-- EXERCISE DIRECTIONS --
The listing below is the input. Say how many of its lines contain "image", giving the number alone.

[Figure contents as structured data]
>>>>

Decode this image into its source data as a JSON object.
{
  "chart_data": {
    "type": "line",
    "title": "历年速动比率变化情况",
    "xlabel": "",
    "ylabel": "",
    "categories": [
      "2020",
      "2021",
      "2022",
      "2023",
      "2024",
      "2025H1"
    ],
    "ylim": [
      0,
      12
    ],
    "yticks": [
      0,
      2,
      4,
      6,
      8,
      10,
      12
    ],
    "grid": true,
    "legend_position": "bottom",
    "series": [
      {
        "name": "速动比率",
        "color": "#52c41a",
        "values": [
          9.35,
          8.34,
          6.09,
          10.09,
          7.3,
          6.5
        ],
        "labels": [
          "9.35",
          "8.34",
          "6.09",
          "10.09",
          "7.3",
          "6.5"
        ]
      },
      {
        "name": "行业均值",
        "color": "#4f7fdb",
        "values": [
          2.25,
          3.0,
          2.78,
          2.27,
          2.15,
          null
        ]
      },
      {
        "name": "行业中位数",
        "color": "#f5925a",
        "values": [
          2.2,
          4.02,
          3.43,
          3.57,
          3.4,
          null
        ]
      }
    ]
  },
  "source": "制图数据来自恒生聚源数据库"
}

<<<<
>>>>

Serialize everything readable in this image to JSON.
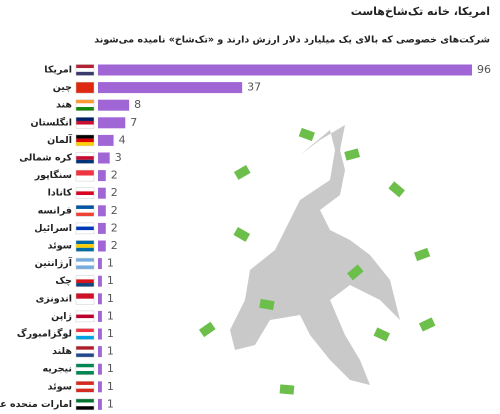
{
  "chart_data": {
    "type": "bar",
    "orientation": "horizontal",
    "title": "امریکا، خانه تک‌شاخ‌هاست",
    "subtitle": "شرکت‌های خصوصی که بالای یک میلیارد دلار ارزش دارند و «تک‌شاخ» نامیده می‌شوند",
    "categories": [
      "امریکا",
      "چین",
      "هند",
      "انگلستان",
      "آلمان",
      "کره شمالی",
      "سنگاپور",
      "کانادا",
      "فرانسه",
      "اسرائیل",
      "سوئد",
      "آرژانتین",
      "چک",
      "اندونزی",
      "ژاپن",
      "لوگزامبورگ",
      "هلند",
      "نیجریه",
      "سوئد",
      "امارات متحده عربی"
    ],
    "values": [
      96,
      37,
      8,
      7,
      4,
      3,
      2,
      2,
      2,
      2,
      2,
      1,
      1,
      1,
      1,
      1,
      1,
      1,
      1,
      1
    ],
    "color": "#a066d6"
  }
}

<<<<

-- SOLUTION TO THE PROBLEM --
2